Stored items:
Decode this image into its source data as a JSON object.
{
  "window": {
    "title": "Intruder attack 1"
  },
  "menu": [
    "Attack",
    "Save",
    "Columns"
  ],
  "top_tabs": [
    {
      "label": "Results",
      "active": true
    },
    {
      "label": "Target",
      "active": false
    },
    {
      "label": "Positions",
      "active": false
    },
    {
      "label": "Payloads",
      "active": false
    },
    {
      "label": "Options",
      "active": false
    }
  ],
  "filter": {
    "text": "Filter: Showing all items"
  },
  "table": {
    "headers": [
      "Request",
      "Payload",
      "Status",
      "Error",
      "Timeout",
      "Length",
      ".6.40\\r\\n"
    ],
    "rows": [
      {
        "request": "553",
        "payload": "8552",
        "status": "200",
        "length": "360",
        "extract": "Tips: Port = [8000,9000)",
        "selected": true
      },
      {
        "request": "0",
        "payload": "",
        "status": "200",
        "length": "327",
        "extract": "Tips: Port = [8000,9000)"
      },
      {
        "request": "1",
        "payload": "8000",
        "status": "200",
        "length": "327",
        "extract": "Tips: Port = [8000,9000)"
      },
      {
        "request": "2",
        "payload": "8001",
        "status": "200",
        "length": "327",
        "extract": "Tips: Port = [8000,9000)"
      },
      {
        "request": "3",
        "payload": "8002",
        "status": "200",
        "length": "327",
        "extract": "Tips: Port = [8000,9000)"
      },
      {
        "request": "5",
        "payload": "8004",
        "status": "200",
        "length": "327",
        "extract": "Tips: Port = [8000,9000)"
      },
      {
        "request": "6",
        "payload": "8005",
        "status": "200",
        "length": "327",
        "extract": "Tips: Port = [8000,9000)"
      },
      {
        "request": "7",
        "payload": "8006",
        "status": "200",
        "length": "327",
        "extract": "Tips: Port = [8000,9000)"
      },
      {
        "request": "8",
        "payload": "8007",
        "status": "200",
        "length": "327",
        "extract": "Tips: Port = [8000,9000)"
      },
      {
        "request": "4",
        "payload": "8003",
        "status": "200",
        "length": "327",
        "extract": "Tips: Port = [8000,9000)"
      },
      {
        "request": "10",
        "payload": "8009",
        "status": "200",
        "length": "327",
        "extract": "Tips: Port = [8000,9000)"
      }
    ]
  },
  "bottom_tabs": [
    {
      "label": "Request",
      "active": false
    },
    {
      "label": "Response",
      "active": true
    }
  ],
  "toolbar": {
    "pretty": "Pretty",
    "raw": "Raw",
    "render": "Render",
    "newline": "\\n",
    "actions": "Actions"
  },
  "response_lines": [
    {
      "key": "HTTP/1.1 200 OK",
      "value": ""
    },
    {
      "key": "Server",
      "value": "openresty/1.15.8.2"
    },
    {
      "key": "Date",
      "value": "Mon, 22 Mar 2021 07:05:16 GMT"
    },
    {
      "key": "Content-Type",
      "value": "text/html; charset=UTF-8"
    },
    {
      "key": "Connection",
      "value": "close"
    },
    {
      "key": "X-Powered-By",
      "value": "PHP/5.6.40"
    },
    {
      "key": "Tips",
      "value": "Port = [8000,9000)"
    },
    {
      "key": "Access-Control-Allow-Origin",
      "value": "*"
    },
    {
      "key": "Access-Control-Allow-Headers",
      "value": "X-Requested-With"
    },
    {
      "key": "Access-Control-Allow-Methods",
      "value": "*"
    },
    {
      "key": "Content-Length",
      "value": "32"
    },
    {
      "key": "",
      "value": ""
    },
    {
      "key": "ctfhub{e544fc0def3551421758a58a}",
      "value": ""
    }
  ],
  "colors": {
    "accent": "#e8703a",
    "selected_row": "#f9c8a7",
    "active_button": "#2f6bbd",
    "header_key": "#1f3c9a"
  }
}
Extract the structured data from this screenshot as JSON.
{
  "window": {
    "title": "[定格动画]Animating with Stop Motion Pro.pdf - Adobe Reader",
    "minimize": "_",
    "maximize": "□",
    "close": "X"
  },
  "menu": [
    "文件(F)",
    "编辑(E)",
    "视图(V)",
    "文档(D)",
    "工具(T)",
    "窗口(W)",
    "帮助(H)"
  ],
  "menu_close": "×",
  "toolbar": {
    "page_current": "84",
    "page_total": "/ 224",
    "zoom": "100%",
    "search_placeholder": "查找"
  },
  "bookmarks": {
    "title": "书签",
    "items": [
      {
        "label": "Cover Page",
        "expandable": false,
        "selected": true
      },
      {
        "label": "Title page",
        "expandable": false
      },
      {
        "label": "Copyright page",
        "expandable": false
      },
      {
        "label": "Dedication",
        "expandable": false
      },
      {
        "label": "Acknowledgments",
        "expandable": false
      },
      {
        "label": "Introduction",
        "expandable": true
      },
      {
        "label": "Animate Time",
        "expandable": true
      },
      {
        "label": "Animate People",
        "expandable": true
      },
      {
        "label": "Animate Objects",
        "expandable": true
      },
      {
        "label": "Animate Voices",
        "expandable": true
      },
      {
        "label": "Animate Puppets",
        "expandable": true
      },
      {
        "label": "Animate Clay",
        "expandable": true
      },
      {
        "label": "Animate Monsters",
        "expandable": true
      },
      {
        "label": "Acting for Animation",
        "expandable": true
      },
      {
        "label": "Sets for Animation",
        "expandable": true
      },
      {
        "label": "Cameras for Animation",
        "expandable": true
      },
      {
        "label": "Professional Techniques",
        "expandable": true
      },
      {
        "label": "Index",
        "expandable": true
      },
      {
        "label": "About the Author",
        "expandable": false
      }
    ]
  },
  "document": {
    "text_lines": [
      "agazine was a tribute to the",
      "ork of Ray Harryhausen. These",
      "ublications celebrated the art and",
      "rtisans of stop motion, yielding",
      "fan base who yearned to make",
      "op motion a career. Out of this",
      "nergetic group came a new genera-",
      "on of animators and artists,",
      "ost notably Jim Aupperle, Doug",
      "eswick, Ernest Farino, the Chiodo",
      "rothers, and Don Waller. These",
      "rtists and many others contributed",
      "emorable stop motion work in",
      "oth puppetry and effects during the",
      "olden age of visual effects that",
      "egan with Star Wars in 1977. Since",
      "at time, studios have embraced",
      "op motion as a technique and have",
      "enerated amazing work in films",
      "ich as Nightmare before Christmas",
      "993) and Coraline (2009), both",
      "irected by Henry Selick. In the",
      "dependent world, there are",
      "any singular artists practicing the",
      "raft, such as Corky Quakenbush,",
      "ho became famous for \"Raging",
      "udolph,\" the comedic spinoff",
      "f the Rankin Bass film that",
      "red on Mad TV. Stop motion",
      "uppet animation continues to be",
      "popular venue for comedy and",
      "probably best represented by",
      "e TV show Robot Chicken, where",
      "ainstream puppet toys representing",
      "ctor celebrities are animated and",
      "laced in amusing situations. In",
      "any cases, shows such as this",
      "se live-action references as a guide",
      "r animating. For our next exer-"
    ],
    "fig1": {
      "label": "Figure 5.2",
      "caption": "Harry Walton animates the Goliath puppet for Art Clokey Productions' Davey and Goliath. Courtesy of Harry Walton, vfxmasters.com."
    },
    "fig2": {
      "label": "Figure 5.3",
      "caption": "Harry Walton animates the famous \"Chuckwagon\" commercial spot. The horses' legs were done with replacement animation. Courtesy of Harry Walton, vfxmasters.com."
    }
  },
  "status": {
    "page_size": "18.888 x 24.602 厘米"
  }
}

What to do: Copy out each line exactly as written.

Result:
Decode this image into its source data as a JSON object.
{
  "window": {
    "title": "Intruder attack 1"
  },
  "menu": [
    "Attack",
    "Save",
    "Columns"
  ],
  "top_tabs": [
    {
      "label": "Results",
      "active": true
    },
    {
      "label": "Target",
      "active": false
    },
    {
      "label": "Positions",
      "active": false
    },
    {
      "label": "Payloads",
      "active": false
    },
    {
      "label": "Options",
      "active": false
    }
  ],
  "filter": {
    "text": "Filter: Showing all items"
  },
  "table": {
    "headers": [
      "Request",
      "Payload",
      "Status",
      "Error",
      "Timeout",
      "Length",
      ".6.40\\r\\n"
    ],
    "rows": [
      {
        "request": "553",
        "payload": "8552",
        "status": "200",
        "length": "360",
        "extract": "Tips: Port = [8000,9000)",
        "selected": true
      },
      {
        "request": "0",
        "payload": "",
        "status": "200",
        "length": "327",
        "extract": "Tips: Port = [8000,9000)"
      },
      {
        "request": "1",
        "payload": "8000",
        "status": "200",
        "length": "327",
        "extract": "Tips: Port = [8000,9000)"
      },
      {
        "request": "2",
        "payload": "8001",
        "status": "200",
        "length": "327",
        "extract": "Tips: Port = [8000,9000)"
      },
      {
        "request": "3",
        "payload": "8002",
        "status": "200",
        "length": "327",
        "extract": "Tips: Port = [8000,9000)"
      },
      {
        "request": "5",
        "payload": "8004",
        "status": "200",
        "length": "327",
        "extract": "Tips: Port = [8000,9000)"
      },
      {
        "request": "6",
        "payload": "8005",
        "status": "200",
        "length": "327",
        "extract": "Tips: Port = [8000,9000)"
      },
      {
        "request": "7",
        "payload": "8006",
        "status": "200",
        "length": "327",
        "extract": "Tips: Port = [8000,9000)"
      },
      {
        "request": "8",
        "payload": "8007",
        "status": "200",
        "length": "327",
        "extract": "Tips: Port = [8000,9000)"
      },
      {
        "request": "4",
        "payload": "8003",
        "status": "200",
        "length": "327",
        "extract": "Tips: Port = [8000,9000)"
      },
      {
        "request": "10",
        "payload": "8009",
        "status": "200",
        "length": "327",
        "extract": "Tips: Port = [8000,9000)"
      }
    ]
  },
  "bottom_tabs": [
    {
      "label": "Request",
      "active": false
    },
    {
      "label": "Response",
      "active": true
    }
  ],
  "toolbar": {
    "pretty": "Pretty",
    "raw": "Raw",
    "render": "Render",
    "newline": "\\n",
    "actions": "Actions"
  },
  "response_lines": [
    {
      "key": "HTTP/1.1 200 OK",
      "value": ""
    },
    {
      "key": "Server",
      "value": "openresty/1.15.8.2"
    },
    {
      "key": "Date",
      "value": "Mon, 22 Mar 2021 07:05:16 GMT"
    },
    {
      "key": "Content-Type",
      "value": "text/html; charset=UTF-8"
    },
    {
      "key": "Connection",
      "value": "close"
    },
    {
      "key": "X-Powered-By",
      "value": "PHP/5.6.40"
    },
    {
      "key": "Tips",
      "value": "Port = [8000,9000)"
    },
    {
      "key": "Access-Control-Allow-Origin",
      "value": "*"
    },
    {
      "key": "Access-Control-Allow-Headers",
      "value": "X-Requested-With"
    },
    {
      "key": "Access-Control-Allow-Methods",
      "value": "*"
    },
    {
      "key": "Content-Length",
      "value": "32"
    },
    {
      "key": "",
      "value": ""
    },
    {
      "key": "ctfhub{e544fc0def3551421758a58a}",
      "value": ""
    }
  ],
  "colors": {
    "accent": "#e8703a",
    "selected_row": "#f9c8a7",
    "active_button": "#2f6bbd",
    "header_key": "#1f3c9a"
  }
}
Extract the structured data from this screenshot as JSON.
{
  "window": {
    "title": "[定格动画]Animating with Stop Motion Pro.pdf - Adobe Reader",
    "minimize": "_",
    "maximize": "□",
    "close": "X"
  },
  "menu": [
    "文件(F)",
    "编辑(E)",
    "视图(V)",
    "文档(D)",
    "工具(T)",
    "窗口(W)",
    "帮助(H)"
  ],
  "menu_close": "×",
  "toolbar": {
    "page_current": "84",
    "page_total": "/ 224",
    "zoom": "100%",
    "search_placeholder": "查找"
  },
  "bookmarks": {
    "title": "书签",
    "items": [
      {
        "label": "Cover Page",
        "expandable": false,
        "selected": true
      },
      {
        "label": "Title page",
        "expandable": false
      },
      {
        "label": "Copyright page",
        "expandable": false
      },
      {
        "label": "Dedication",
        "expandable": false
      },
      {
        "label": "Acknowledgments",
        "expandable": false
      },
      {
        "label": "Introduction",
        "expandable": true
      },
      {
        "label": "Animate Time",
        "expandable": true
      },
      {
        "label": "Animate People",
        "expandable": true
      },
      {
        "label": "Animate Objects",
        "expandable": true
      },
      {
        "label": "Animate Voices",
        "expandable": true
      },
      {
        "label": "Animate Puppets",
        "expandable": true
      },
      {
        "label": "Animate Clay",
        "expandable": true
      },
      {
        "label": "Animate Monsters",
        "expandable": true
      },
      {
        "label": "Acting for Animation",
        "expandable": true
      },
      {
        "label": "Sets for Animation",
        "expandable": true
      },
      {
        "label": "Cameras for Animation",
        "expandable": true
      },
      {
        "label": "Professional Techniques",
        "expandable": true
      },
      {
        "label": "Index",
        "expandable": true
      },
      {
        "label": "About the Author",
        "expandable": false
      }
    ]
  },
  "document": {
    "text_lines": [
      "agazine was a tribute to the",
      "ork of Ray Harryhausen. These",
      "ublications celebrated the art and",
      "rtisans of stop motion, yielding",
      "fan base who yearned to make",
      "op motion a career. Out of this",
      "nergetic group came a new genera-",
      "on of animators and artists,",
      "ost notably Jim Aupperle, Doug",
      "eswick, Ernest Farino, the Chiodo",
      "rothers, and Don Waller. These",
      "rtists and many others contributed",
      "emorable stop motion work in",
      "oth puppetry and effects during the",
      "olden age of visual effects that",
      "egan with Star Wars in 1977. Since",
      "at time, studios have embraced",
      "op motion as a technique and have",
      "enerated amazing work in films",
      "ich as Nightmare before Christmas",
      "993) and Coraline (2009), both",
      "irected by Henry Selick. In the",
      "dependent world, there are",
      "any singular artists practicing the",
      "raft, such as Corky Quakenbush,",
      "ho became famous for \"Raging",
      "udolph,\" the comedic spinoff",
      "f the Rankin Bass film that",
      "red on Mad TV. Stop motion",
      "uppet animation continues to be",
      "popular venue for comedy and",
      "probably best represented by",
      "e TV show Robot Chicken, where",
      "ainstream puppet toys representing",
      "ctor celebrities are animated and",
      "laced in amusing situations. In",
      "any cases, shows such as this",
      "se live-action references as a guide",
      "r animating. For our next exer-"
    ],
    "fig1": {
      "label": "Figure 5.2",
      "caption": "Harry Walton animates the Goliath puppet for Art Clokey Productions' Davey and Goliath. Courtesy of Harry Walton, vfxmasters.com."
    },
    "fig2": {
      "label": "Figure 5.3",
      "caption": "Harry Walton animates the famous \"Chuckwagon\" commercial spot. The horses' legs were done with replacement animation. Courtesy of Harry Walton, vfxmasters.com."
    }
  },
  "status": {
    "page_size": "18.888 x 24.602 厘米"
  }
}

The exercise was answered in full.